• Task instructions: Transcribe each record below word for word.
━━━━━ Extracted records ━━━━━
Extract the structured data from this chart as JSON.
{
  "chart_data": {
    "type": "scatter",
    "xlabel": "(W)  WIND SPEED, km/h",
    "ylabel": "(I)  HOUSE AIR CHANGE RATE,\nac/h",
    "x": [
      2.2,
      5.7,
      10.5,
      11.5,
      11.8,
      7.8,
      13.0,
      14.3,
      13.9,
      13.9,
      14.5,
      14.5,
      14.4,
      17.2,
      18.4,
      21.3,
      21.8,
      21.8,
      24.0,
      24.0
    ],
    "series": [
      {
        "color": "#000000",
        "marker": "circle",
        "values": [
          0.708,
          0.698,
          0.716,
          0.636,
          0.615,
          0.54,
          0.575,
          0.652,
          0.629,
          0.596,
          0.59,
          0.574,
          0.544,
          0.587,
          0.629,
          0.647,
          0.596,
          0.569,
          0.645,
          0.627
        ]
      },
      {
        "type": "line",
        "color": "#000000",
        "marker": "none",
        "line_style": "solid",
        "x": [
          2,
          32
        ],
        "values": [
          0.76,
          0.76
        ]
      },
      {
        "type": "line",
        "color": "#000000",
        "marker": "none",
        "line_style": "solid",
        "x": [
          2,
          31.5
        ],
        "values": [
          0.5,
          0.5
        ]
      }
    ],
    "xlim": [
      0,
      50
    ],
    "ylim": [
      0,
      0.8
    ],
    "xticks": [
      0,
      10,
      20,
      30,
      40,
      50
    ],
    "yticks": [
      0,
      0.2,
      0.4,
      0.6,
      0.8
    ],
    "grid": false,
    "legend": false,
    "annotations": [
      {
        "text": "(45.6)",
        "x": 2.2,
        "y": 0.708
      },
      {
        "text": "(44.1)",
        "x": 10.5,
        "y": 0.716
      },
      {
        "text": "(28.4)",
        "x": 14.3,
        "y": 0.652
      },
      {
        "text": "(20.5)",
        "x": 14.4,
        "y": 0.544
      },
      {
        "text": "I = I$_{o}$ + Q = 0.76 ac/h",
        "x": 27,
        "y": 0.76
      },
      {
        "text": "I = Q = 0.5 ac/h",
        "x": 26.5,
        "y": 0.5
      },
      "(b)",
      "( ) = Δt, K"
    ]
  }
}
━━━━━
• Solution for this task:
Extract the structured data from this chart as JSON.
{
  "chart_data": {
    "type": "scatter",
    "xlabel": "(W)  WIND SPEED, km/h",
    "ylabel": "(I)  HOUSE AIR CHANGE RATE,\nac/h",
    "x": [
      2.2,
      5.7,
      10.5,
      11.5,
      11.8,
      7.8,
      13.0,
      14.3,
      13.9,
      13.9,
      14.5,
      14.5,
      14.4,
      17.2,
      18.4,
      21.3,
      21.8,
      21.8,
      24.0,
      24.0
    ],
    "series": [
      {
        "color": "#000000",
        "marker": "circle",
        "values": [
          0.708,
          0.698,
          0.716,
          0.636,
          0.615,
          0.54,
          0.575,
          0.652,
          0.629,
          0.596,
          0.59,
          0.574,
          0.544,
          0.587,
          0.629,
          0.647,
          0.596,
          0.569,
          0.645,
          0.627
        ]
      },
      {
        "type": "line",
        "color": "#000000",
        "marker": "none",
        "line_style": "solid",
        "x": [
          2,
          32
        ],
        "values": [
          0.76,
          0.76
        ]
      },
      {
        "type": "line",
        "color": "#000000",
        "marker": "none",
        "line_style": "solid",
        "x": [
          2,
          31.5
        ],
        "values": [
          0.5,
          0.5
        ]
      }
    ],
    "xlim": [
      0,
      50
    ],
    "ylim": [
      0,
      0.8
    ],
    "xticks": [
      0,
      10,
      20,
      30,
      40,
      50
    ],
    "yticks": [
      0,
      0.2,
      0.4,
      0.6,
      0.8
    ],
    "grid": false,
    "legend": false,
    "annotations": [
      {
        "text": "(45.6)",
        "x": 2.2,
        "y": 0.708
      },
      {
        "text": "(44.1)",
        "x": 10.5,
        "y": 0.716
      },
      {
        "text": "(28.4)",
        "x": 14.3,
        "y": 0.652
      },
      {
        "text": "(20.5)",
        "x": 14.4,
        "y": 0.544
      },
      {
        "text": "I = I$_{o}$ + Q = 0.76 ac/h",
        "x": 27,
        "y": 0.76
      },
      {
        "text": "I = Q = 0.5 ac/h",
        "x": 26.5,
        "y": 0.5
      },
      "(b)",
      "( ) = Δt, K"
    ]
  }
}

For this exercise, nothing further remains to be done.